# Job
In the blog post about the trip to the 57th St. Art Fair, where did the travelers decide to stay?

# Page extract

* begin *

Wayne's Booth

Wayne's Booth
57th St. Art Fair, Chicago

Tuesday, June 22, 2010

Obama's Stomping Grounds: The 57th St. Art Fair in the aptly named Windy City

Selecting accommodations for the 57th St. Fair in Chicago was a real challenge. We decided to go with the fair’s recommended option of staying at the International House, right on the University’s campus. After a relatively boring ride across lower Michigan and a brief jaunt through the tip of Indiana, we made it to Chicago’s “Skyway”. It is elevated in places, but this supposedly preferred route to access the downtown – though expensive in tolls – was as bad as some of the worst streets in Ypsilanti. We had to slow down frequently so that the trailer would not bump wildly behind us. No matter, our trusty Mapquest directions took us to the correct exit. As usual, it was downhill from there.

Although we pretty much stayed on the task of determining what was a “slight right” and what was an outright turn, by the time we got close to our destination we were pretty confused. Failing to turn where we were supposed to according to Mapquest, we were off on an adventure of our own. This part of Chicago is full of one-ways and narrow streets. Luckily, I had the trusty University of Chicago parking map. We located the street upon which the International House was supposedly located and promptly passed right by it. Damn! The street was practically completely blocked off by parked cars idling in the southbound lane. I figured it must be a one-way, and told Wayne to just go around them all in the left lane. He said, “No way!” but I prevailed because we were both pretty anxious to stop and park somewhere, ANYWHERE. As it turns out, he was right and we could have created a head-on incident except for the happy circumstance of coming to a stop sign at a street that would allow us to turn right. After circling the neighborhood several times behind the I. House, we elected to park the whole 9 yards in a very long, open space in a nebulous public/University parking lot and get out on foot to find our place. This turned out to be a great idea, as the line of cars blocking the street (54th) consisted of various parents and grandparents waiting to pick up their little darlings from the University’s experimental school. We found the house, checked in, and lugged what we had up to the room.

* end *

# Records provided
* begin *

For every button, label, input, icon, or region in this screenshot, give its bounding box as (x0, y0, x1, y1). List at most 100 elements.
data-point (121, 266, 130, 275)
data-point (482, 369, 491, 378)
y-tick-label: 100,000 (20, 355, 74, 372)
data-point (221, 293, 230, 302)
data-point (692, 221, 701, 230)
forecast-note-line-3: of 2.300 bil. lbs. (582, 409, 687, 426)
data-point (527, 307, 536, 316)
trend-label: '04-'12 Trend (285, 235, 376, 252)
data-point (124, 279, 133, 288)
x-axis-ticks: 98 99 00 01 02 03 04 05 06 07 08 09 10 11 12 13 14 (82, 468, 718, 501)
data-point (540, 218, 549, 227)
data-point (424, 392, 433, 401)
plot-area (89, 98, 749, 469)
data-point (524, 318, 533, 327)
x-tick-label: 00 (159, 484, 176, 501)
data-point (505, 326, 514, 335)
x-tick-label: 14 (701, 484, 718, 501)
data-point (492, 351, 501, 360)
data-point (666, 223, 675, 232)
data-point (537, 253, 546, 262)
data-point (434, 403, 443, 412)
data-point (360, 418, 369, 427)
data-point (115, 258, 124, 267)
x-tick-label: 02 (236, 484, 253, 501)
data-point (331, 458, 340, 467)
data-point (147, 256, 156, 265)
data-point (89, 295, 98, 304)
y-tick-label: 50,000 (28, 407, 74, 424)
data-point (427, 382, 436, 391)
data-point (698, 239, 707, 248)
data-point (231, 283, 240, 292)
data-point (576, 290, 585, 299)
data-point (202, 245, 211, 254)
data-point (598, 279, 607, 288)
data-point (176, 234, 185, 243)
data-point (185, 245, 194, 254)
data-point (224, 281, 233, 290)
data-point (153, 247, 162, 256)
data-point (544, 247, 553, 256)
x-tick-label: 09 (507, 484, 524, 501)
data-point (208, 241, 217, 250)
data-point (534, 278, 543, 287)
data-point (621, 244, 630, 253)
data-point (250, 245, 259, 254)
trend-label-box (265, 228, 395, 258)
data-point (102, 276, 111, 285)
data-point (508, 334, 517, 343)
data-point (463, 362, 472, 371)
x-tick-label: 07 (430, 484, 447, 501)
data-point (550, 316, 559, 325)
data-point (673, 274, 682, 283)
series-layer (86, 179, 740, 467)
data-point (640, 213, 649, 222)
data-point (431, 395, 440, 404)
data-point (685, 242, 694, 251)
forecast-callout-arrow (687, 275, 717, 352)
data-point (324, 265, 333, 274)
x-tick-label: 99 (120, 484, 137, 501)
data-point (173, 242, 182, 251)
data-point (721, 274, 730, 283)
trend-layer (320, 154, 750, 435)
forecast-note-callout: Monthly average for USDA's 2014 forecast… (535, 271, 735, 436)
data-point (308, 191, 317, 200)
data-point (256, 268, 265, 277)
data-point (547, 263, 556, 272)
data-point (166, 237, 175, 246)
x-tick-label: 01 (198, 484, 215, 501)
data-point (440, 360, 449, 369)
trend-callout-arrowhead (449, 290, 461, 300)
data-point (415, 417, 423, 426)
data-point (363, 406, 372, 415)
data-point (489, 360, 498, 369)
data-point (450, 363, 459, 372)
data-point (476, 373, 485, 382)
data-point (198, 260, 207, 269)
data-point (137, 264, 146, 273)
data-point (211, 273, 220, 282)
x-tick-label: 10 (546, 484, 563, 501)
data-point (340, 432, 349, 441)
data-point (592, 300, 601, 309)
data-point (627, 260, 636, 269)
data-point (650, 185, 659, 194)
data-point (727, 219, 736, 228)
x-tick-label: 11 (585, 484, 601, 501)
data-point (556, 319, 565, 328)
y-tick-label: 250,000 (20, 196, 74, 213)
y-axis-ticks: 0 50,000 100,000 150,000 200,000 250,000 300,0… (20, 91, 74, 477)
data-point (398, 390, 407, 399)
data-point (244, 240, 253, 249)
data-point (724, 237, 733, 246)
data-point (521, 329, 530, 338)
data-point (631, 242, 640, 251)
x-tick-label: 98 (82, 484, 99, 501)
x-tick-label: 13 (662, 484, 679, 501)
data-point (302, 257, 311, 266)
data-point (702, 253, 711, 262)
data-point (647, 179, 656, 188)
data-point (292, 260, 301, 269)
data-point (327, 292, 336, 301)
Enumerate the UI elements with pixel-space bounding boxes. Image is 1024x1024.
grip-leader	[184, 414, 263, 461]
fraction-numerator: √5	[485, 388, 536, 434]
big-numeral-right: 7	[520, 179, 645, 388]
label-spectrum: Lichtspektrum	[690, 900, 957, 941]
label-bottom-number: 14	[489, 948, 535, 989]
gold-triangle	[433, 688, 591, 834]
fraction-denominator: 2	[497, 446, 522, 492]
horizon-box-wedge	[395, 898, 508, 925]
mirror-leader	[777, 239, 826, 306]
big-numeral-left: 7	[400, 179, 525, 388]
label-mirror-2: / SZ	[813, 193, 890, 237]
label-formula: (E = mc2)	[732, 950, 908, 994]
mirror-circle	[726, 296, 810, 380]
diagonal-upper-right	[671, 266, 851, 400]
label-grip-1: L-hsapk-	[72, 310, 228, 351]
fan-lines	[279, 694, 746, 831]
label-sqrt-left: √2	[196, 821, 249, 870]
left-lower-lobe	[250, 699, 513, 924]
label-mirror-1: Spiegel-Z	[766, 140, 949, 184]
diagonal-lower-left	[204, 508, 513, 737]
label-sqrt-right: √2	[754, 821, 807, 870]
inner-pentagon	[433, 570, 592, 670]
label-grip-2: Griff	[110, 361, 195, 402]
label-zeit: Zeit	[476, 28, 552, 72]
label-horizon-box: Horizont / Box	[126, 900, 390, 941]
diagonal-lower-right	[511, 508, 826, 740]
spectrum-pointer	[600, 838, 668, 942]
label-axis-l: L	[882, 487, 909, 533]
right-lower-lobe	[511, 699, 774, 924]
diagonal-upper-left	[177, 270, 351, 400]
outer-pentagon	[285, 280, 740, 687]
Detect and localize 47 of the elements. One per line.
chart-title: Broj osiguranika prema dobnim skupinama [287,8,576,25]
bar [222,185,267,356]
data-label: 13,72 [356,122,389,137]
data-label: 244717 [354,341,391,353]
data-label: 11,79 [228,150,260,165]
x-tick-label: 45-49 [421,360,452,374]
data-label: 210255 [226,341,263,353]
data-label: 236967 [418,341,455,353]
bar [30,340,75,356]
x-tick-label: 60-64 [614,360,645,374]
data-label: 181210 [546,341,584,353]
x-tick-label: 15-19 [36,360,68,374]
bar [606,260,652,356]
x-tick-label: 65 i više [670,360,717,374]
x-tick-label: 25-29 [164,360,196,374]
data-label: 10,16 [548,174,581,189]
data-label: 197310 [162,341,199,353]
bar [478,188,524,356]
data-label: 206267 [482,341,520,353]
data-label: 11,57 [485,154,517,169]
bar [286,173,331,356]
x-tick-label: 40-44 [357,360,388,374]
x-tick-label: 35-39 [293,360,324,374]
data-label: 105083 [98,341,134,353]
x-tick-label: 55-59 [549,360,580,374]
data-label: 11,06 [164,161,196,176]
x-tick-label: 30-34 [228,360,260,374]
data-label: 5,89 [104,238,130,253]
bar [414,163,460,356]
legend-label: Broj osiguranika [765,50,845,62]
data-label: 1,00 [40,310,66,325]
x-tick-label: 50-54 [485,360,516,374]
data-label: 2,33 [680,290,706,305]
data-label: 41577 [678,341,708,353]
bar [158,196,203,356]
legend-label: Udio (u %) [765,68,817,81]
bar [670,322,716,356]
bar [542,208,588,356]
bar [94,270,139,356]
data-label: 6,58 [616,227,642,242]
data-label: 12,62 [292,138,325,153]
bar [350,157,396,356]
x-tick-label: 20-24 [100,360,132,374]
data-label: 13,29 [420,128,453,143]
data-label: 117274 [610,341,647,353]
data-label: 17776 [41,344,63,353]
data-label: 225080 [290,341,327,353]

* end *

# Exercise solution
At the International House, on the University's campus.